* What needs to be done
Find the lines below that contain the string "document". Copy each one.

* Data extract
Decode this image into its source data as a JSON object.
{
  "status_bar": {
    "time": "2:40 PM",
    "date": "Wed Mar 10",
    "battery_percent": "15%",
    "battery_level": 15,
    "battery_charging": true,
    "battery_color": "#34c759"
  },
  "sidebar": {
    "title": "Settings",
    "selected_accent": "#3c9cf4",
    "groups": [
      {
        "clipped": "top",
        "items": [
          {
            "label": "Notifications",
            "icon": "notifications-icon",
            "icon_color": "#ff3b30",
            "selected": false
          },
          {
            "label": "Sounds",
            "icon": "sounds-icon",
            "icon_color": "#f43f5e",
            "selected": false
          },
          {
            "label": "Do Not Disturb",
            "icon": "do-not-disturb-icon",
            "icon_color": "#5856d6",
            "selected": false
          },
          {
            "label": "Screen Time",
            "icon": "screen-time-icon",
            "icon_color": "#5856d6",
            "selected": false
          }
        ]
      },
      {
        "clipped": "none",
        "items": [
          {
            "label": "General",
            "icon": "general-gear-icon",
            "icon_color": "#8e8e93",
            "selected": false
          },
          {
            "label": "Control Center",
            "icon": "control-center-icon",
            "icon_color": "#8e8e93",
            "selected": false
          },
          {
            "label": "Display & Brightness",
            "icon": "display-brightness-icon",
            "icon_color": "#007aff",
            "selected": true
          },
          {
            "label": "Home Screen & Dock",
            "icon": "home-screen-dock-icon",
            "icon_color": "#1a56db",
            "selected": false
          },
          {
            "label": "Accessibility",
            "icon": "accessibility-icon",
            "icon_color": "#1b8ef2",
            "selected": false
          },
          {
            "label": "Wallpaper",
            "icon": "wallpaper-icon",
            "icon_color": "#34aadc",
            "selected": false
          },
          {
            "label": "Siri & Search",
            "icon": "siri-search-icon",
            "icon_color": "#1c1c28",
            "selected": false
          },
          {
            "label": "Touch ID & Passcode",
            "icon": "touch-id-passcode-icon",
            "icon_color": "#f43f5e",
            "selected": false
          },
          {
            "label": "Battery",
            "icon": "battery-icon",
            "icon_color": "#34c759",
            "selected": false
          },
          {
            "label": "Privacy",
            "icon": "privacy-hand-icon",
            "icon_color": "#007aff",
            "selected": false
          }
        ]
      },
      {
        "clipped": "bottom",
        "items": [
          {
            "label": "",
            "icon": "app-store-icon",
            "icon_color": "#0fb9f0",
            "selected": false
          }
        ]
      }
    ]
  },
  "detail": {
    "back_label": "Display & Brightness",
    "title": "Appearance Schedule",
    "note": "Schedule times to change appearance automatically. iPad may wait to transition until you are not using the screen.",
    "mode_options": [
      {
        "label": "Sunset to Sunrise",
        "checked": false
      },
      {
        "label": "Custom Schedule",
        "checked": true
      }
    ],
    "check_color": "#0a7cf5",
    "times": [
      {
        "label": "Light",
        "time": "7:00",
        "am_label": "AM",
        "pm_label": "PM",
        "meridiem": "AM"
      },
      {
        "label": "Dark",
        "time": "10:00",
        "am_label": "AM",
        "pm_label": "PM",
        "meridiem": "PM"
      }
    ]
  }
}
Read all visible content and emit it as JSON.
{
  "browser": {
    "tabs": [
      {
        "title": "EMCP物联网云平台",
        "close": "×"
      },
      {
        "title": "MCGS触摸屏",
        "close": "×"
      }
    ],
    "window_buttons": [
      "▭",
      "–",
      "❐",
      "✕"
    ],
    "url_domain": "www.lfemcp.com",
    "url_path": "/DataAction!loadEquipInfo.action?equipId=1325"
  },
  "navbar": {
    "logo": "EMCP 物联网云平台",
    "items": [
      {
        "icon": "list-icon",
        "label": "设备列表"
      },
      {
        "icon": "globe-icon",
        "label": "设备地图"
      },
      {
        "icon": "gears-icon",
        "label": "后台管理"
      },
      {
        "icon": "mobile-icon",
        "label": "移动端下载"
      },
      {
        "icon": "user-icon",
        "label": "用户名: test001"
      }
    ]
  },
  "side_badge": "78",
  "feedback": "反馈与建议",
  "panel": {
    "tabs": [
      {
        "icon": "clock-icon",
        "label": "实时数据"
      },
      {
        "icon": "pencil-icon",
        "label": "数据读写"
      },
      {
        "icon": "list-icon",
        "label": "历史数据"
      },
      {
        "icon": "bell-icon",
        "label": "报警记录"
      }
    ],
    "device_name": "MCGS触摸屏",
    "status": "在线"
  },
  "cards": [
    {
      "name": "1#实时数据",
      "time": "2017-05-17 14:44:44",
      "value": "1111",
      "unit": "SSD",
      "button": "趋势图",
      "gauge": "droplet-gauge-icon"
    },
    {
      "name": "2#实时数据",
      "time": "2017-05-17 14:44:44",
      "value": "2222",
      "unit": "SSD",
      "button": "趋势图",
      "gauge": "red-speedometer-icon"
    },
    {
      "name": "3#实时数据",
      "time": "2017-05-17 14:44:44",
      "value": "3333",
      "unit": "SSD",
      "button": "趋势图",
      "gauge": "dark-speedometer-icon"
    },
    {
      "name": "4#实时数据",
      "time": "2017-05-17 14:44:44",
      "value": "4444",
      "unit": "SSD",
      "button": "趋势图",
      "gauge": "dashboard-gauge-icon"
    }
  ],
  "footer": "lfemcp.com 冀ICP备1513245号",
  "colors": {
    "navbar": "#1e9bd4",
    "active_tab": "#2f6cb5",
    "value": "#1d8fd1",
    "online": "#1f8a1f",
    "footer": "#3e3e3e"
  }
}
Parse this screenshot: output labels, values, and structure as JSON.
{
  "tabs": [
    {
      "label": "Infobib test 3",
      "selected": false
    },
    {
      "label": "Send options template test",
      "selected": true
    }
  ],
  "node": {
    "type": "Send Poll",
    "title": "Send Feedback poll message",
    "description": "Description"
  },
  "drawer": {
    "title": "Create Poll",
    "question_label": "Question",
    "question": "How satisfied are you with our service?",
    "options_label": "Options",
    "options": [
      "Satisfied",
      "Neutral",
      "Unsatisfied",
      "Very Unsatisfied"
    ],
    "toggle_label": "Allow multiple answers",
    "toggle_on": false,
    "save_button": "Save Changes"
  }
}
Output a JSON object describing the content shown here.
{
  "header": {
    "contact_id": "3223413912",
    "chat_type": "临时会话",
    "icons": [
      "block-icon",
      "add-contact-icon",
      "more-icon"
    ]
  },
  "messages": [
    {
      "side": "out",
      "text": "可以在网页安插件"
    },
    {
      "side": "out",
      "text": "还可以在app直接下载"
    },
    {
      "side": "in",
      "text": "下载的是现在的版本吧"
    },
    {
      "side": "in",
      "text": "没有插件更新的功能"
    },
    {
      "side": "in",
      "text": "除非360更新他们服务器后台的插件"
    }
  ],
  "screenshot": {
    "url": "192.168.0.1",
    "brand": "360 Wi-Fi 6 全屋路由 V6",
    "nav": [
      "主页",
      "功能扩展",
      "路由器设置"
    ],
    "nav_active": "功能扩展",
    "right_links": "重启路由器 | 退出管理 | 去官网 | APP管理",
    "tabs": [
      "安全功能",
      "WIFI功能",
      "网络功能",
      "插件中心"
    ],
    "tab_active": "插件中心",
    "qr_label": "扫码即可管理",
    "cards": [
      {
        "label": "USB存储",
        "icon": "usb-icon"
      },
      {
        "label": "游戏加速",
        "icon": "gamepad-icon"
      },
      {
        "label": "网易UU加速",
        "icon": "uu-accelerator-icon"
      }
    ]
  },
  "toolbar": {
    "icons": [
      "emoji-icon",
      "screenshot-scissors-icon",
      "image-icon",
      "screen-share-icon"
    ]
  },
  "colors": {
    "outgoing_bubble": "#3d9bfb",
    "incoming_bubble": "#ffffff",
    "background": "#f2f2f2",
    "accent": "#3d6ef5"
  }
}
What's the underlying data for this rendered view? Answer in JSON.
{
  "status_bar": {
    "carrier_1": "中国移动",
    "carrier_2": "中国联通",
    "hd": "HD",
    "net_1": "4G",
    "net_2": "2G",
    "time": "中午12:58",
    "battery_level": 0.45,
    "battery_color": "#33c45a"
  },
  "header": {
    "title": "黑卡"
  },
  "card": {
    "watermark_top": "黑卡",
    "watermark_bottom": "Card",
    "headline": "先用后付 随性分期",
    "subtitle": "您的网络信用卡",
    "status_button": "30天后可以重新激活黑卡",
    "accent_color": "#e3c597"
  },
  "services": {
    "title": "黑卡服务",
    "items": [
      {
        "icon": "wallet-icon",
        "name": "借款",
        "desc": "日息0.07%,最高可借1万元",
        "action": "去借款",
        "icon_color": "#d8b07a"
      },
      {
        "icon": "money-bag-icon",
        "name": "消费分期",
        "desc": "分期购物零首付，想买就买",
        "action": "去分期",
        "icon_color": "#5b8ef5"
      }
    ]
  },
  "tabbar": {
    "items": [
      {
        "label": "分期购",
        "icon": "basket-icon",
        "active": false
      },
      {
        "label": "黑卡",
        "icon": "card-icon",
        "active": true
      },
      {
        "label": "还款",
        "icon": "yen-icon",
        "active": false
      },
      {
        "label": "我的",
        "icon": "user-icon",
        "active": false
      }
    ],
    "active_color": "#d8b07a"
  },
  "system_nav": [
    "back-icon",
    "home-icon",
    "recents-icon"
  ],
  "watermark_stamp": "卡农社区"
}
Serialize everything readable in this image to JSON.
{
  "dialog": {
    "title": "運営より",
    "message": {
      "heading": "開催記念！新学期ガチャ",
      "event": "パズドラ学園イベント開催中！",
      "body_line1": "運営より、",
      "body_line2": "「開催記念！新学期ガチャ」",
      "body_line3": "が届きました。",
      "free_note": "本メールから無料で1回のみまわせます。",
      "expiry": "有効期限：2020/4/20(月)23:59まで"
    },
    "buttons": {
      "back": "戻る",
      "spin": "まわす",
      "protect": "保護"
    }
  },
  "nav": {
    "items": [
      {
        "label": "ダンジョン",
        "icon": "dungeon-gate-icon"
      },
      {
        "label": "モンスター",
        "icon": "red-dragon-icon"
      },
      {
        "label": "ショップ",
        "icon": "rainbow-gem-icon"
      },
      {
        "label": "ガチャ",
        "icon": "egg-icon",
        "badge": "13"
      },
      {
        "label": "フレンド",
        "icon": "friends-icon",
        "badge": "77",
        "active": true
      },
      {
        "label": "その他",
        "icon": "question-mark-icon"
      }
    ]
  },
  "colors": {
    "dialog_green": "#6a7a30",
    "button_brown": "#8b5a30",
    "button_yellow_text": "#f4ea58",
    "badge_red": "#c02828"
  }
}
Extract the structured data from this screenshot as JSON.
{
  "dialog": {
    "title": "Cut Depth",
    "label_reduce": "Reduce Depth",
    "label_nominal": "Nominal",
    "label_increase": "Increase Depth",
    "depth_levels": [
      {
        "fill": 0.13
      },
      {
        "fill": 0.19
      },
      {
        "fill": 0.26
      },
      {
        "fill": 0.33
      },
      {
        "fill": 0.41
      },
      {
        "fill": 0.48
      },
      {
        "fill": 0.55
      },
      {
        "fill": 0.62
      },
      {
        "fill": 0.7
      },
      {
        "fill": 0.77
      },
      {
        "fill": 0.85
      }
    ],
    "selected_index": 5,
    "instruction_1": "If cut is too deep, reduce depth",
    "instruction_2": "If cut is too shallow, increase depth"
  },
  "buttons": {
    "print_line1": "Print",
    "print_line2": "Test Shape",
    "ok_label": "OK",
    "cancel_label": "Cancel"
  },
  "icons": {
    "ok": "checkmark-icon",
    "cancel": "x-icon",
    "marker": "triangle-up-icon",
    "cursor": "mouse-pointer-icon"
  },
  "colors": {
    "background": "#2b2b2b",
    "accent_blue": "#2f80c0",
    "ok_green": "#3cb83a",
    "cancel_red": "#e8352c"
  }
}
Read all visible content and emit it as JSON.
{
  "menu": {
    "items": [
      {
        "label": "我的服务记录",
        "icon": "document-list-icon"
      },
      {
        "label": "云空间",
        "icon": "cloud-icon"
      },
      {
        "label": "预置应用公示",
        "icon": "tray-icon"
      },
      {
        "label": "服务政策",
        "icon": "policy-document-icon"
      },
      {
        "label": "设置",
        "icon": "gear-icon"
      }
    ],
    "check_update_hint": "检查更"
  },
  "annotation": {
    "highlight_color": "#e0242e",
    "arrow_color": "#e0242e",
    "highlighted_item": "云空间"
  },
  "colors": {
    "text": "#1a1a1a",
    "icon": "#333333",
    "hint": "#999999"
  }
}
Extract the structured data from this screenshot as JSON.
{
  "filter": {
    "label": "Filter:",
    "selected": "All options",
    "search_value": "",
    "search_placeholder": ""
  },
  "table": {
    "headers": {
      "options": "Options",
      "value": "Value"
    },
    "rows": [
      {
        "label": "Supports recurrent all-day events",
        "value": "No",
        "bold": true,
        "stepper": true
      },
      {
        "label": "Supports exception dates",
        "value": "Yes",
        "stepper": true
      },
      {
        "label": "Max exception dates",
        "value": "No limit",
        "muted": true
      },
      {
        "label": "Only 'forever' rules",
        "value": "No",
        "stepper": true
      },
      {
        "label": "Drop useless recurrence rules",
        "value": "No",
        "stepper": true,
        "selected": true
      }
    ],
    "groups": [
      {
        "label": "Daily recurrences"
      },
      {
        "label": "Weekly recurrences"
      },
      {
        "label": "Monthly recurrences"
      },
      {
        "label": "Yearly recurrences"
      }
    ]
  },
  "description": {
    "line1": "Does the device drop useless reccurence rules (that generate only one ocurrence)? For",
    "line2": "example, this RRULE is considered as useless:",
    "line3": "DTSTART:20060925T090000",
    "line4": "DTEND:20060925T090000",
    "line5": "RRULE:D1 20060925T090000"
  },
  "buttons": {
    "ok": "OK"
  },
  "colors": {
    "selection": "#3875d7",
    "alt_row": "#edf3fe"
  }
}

* Answer for the task
        "icon": "document-list-icon"
        "icon": "policy-document-icon"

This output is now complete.